» **Requirement 1**
Repeat the entries word for word, from their first line through the line containing "stat school: School [620,2119,667,2142]", inclusive.

» **Source passage**
# Cgminer GPU: dead after using setx_gpu... etc



## bimmerS15 (Aug 26, 2021)

Just experimenting, trying to get stable setup.
Had it up and running --scrypt / AUS coin, cgminer 3.7.1
Tried adding... setx gpu_max_alloc_percent 100 
                    & setx GPU_USE_SYNC_OBJECTS 1
now all i get is hardware errors. even after removing these from the launch .bat file.
Any one have any ideas? I'm stumped


----------



## eidairaman1 (Aug 26, 2021)

Reinstall your os


----------



## bimmerS15 (Aug 26, 2021)

eidairaman1 said:


> Reinstall your os


Thanks... i thought i might have to but was hoping not


----------



## R-T-B (Aug 26, 2021)

setx doesn't do anything permanent, it just sets a linux environment variable for that one shell.  Sounds like the card crapped out coincidentally.


----------



## eidairaman1 (Aug 27, 2021)

R-T-B said:


> setx doesn't do anything permanent, it just sets a linux environment variable for that one shell.  Sounds like the card crapped out coincidentally.


Abuse from mining...


----------



## Hardcore Games (Oct 6, 2021)

definitely seems like another video card for the scrap heap


----------

» **Input**
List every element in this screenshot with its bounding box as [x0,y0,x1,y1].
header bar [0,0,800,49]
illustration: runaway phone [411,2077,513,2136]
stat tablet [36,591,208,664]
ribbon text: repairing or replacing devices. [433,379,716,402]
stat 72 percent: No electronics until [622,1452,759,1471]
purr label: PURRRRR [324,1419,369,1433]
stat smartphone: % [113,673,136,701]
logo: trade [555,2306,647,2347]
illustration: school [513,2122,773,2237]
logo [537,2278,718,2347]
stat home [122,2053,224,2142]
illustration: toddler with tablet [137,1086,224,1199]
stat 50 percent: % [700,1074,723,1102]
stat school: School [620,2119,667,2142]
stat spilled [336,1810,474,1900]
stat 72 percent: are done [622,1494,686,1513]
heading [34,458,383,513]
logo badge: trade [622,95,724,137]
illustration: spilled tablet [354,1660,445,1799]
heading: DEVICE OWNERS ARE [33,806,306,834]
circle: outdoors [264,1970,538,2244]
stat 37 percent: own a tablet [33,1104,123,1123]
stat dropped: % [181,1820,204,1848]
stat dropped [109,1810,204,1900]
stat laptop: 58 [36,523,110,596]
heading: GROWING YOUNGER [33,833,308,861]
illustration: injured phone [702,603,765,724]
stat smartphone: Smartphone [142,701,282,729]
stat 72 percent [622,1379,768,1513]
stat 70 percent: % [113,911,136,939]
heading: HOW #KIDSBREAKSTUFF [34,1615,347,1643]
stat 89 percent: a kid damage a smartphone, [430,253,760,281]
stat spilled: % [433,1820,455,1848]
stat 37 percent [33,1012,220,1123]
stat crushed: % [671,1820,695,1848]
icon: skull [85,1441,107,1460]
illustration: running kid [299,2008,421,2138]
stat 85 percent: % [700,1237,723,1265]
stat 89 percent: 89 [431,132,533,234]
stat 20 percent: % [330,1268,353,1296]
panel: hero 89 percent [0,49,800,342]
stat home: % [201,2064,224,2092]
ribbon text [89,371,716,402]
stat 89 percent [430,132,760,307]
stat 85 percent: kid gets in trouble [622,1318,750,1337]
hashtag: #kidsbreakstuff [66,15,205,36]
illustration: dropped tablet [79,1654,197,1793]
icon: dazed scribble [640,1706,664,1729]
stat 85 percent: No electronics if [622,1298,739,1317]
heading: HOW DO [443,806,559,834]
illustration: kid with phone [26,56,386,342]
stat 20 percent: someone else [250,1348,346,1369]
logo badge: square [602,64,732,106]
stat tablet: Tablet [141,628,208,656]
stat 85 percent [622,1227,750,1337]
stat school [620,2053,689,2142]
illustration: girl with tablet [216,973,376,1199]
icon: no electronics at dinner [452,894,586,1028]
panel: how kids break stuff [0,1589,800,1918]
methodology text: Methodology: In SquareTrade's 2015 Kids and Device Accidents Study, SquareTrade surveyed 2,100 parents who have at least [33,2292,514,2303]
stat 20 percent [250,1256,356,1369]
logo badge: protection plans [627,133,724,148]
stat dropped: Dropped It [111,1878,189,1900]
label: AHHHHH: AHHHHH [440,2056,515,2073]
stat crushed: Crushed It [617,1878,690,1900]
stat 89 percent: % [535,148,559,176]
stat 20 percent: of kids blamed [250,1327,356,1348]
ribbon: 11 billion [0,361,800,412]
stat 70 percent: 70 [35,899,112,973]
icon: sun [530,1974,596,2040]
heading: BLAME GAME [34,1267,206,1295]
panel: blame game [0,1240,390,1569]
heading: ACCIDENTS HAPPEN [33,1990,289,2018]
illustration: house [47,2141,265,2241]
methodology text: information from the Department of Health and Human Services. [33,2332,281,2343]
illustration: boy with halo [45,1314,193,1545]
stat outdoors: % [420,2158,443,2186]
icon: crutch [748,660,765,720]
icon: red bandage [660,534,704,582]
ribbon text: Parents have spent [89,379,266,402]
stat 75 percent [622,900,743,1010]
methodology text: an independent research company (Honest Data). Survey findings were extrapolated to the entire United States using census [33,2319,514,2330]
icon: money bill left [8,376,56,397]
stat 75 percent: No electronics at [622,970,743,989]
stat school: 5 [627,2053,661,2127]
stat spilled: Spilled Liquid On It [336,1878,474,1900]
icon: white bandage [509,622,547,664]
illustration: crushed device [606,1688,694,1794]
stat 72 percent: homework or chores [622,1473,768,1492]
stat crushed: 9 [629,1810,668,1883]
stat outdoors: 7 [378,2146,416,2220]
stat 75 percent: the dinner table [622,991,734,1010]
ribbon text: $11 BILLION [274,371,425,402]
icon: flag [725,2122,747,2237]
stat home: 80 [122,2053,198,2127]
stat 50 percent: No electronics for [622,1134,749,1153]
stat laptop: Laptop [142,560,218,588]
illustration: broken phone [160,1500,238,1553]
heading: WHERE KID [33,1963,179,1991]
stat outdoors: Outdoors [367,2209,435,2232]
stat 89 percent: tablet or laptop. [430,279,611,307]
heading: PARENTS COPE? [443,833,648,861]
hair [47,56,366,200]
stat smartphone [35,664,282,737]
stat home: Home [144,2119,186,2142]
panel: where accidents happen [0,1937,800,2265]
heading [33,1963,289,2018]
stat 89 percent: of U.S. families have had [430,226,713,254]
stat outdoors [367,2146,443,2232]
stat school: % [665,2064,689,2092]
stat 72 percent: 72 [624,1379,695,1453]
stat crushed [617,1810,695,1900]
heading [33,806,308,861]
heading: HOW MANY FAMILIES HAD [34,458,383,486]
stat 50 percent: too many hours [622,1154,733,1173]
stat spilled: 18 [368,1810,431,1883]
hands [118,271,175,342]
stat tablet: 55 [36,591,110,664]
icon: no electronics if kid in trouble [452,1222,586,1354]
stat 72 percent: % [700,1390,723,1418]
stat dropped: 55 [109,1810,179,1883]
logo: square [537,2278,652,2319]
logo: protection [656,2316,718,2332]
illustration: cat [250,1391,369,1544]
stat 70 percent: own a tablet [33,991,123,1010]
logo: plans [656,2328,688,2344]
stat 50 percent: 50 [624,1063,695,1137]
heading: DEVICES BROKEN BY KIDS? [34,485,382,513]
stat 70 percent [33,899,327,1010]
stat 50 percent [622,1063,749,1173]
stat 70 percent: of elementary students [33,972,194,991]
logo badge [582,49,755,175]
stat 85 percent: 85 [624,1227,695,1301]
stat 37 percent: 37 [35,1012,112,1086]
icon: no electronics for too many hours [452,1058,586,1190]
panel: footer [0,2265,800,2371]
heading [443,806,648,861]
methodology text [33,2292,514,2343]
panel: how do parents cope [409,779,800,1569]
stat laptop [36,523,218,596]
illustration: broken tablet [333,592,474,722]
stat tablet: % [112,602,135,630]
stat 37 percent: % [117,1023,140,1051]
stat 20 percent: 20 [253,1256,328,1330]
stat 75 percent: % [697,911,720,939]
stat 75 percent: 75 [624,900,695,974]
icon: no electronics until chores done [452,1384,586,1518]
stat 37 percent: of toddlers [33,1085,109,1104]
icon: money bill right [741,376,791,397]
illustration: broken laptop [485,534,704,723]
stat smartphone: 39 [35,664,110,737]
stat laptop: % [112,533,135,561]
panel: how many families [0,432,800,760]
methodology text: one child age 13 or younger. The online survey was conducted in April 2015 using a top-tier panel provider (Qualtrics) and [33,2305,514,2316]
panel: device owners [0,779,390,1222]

» **Requirement 2**
Decide whether each statement agrees with the forum thread. Answer yes or no, and quote the words from the thread that settle it.
(a) The first poster had cgminer 3.7.1 running with --scrypt.
(b) Taking the setx lines out of the launch .bat file stopped the hardware errors.
(c) R-T-B says setx makes a permanent change.

» **Right answer 1**
List every element in this screenshot with its bounding box as [x0,y0,x1,y1].
header bar [0,0,800,49]
illustration: runaway phone [411,2077,513,2136]
stat tablet [36,591,208,664]
ribbon text: repairing or replacing devices. [433,379,716,402]
stat 72 percent: No electronics until [622,1452,759,1471]
purr label: PURRRRR [324,1419,369,1433]
stat smartphone: % [113,673,136,701]
logo: trade [555,2306,647,2347]
illustration: school [513,2122,773,2237]
logo [537,2278,718,2347]
stat home [122,2053,224,2142]
illustration: toddler with tablet [137,1086,224,1199]
stat 50 percent: % [700,1074,723,1102]
stat school: School [620,2119,667,2142]

» **Right answer 2**
(a) Yes: "Had it up and running --scrypt / AUS coin, cgminer 3.7.1"
(b) No: "now all i get is hardware errors. even after removing these from the launch .bat file."
(c) No: "setx doesn't do anything permanent"